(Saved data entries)

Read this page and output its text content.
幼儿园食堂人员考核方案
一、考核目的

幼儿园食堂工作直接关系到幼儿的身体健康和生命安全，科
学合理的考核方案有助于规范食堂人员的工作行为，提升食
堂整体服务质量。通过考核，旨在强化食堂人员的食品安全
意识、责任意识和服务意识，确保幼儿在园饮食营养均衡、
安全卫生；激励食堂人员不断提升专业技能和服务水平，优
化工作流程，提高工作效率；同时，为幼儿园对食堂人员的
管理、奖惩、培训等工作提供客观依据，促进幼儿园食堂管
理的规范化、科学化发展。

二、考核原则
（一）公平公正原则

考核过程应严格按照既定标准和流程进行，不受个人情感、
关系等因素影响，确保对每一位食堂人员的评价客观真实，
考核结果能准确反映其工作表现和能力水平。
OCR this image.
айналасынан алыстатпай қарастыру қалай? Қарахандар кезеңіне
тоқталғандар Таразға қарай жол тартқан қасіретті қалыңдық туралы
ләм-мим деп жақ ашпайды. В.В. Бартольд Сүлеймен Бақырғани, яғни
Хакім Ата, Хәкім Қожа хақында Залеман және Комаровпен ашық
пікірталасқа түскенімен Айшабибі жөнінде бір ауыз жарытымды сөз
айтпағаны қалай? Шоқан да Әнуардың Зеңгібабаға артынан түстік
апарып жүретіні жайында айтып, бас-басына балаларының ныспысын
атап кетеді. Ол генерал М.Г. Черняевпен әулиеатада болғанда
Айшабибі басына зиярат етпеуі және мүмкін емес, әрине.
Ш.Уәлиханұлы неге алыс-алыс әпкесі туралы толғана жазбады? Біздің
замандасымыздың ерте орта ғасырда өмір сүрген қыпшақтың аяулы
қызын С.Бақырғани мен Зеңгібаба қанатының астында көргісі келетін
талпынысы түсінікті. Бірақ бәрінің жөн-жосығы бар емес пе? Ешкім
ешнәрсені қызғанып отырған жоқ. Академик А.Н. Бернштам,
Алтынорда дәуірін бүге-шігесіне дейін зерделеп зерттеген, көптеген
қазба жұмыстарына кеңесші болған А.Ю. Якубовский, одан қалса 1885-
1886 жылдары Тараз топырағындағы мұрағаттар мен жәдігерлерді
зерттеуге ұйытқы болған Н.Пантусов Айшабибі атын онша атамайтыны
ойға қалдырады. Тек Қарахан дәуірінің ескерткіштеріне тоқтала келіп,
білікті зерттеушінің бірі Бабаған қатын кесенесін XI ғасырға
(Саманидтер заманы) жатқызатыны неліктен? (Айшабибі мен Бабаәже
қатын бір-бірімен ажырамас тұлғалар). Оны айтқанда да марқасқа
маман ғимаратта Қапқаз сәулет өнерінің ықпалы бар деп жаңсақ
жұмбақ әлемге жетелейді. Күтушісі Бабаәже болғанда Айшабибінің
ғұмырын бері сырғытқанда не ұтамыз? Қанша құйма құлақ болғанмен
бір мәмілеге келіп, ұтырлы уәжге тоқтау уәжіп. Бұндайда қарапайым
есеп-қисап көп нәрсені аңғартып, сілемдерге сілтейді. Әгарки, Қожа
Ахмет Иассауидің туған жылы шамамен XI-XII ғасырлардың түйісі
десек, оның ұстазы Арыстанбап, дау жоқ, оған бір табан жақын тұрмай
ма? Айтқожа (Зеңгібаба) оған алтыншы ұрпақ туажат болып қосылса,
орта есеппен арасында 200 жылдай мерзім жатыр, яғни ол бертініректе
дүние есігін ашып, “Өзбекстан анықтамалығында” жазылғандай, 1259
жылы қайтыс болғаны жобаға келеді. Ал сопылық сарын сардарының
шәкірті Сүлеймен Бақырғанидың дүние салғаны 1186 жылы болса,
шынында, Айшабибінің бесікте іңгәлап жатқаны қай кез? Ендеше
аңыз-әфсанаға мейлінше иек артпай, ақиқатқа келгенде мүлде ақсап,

#### [Goal of the exercise]
Reproduce each entry word for word.

#### [Response to this task]
Read this page and output its text content.
幼儿园食堂人员考核方案
一、考核目的

幼儿园食堂工作直接关系到幼儿的身体健康和生命安全，科
学合理的考核方案有助于规范食堂人员的工作行为，提升食
堂整体服务质量。通过考核，旨在强化食堂人员的食品安全
意识、责任意识和服务意识，确保幼儿在园饮食营养均衡、
安全卫生；激励食堂人员不断提升专业技能和服务水平，优
化工作流程，提高工作效率；同时，为幼儿园对食堂人员的
管理、奖惩、培训等工作提供客观依据，促进幼儿园食堂管
理的规范化、科学化发展。

二、考核原则
（一）公平公正原则

考核过程应严格按照既定标准和流程进行，不受个人情感、
关系等因素影响，确保对每一位食堂人员的评价客观真实，
考核结果能准确反映其工作表现和能力水平。
OCR this image.
айналасынан алыстатпай қарастыру қалай? Қарахандар кезеңіне
тоқталғандар Таразға қарай жол тартқан қасіретті қалыңдық туралы
ләм-мим деп жақ ашпайды. В.В. Бартольд Сүлеймен Бақырғани, яғни
Хакім Ата, Хәкім Қожа хақында Залеман және Комаровпен ашық
пікірталасқа түскенімен Айшабибі жөнінде бір ауыз жарытымды сөз
айтпағаны қалай? Шоқан да Әнуардың Зеңгібабаға артынан түстік
апарып жүретіні жайында айтып, бас-басына балаларының ныспысын
атап кетеді. Ол генерал М.Г. Черняевпен әулиеатада болғанда
Айшабибі басына зиярат етпеуі және мүмкін емес, әрине.
Ш.Уәлиханұлы неге алыс-алыс әпкесі туралы толғана жазбады? Біздің
замандасымыздың ерте орта ғасырда өмір сүрген қыпшақтың аяулы
қызын С.Бақырғани мен Зеңгібаба қанатының астында көргісі келетін
талпынысы түсінікті. Бірақ бәрінің жөн-жосығы бар емес пе? Ешкім
ешнәрсені қызғанып отырған жоқ. Академик А.Н. Бернштам,
Алтынорда дәуірін бүге-шігесіне дейін зерделеп зерттеген, көптеген
қазба жұмыстарына кеңесші болған А.Ю. Якубовский, одан қалса 1885-
1886 жылдары Тараз топырағындағы мұрағаттар мен жәдігерлерді
зерттеуге ұйытқы болған Н.Пантусов Айшабибі атын онша атамайтыны
ойға қалдырады. Тек Қарахан дәуірінің ескерткіштеріне тоқтала келіп,
білікті зерттеушінің бірі Бабаған қатын кесенесін XI ғасырға
(Саманидтер заманы) жатқызатыны неліктен? (Айшабибі мен Бабаәже
қатын бір-бірімен ажырамас тұлғалар). Оны айтқанда да марқасқа
маман ғимаратта Қапқаз сәулет өнерінің ықпалы бар деп жаңсақ
жұмбақ әлемге жетелейді. Күтушісі Бабаәже болғанда Айшабибінің
ғұмырын бері сырғытқанда не ұтамыз? Қанша құйма құлақ болғанмен
бір мәмілеге келіп, ұтырлы уәжге тоқтау уәжіп. Бұндайда қарапайым
есеп-қисап көп нәрсені аңғартып, сілемдерге сілтейді. Әгарки, Қожа
Ахмет Иассауидің туған жылы шамамен XI-XII ғасырлардың түйісі
десек, оның ұстазы Арыстанбап, дау жоқ, оған бір табан жақын тұрмай
ма? Айтқожа (Зеңгібаба) оған алтыншы ұрпақ туажат болып қосылса,
орта есеппен арасында 200 жылдай мерзім жатыр, яғни ол бертініректе
дүние есігін ашып, “Өзбекстан анықтамалығында” жазылғандай, 1259
жылы қайтыс болғаны жобаға келеді. Ал сопылық сарын сардарының
шәкірті Сүлеймен Бақырғанидың дүние салғаны 1186 жылы болса,
шынында, Айшабибінің бесікте іңгәлап жатқаны қай кез? Ендеше
аңыз-әфсанаға мейлінше иек артпай, ақиқатқа келгенде мүлде ақсап,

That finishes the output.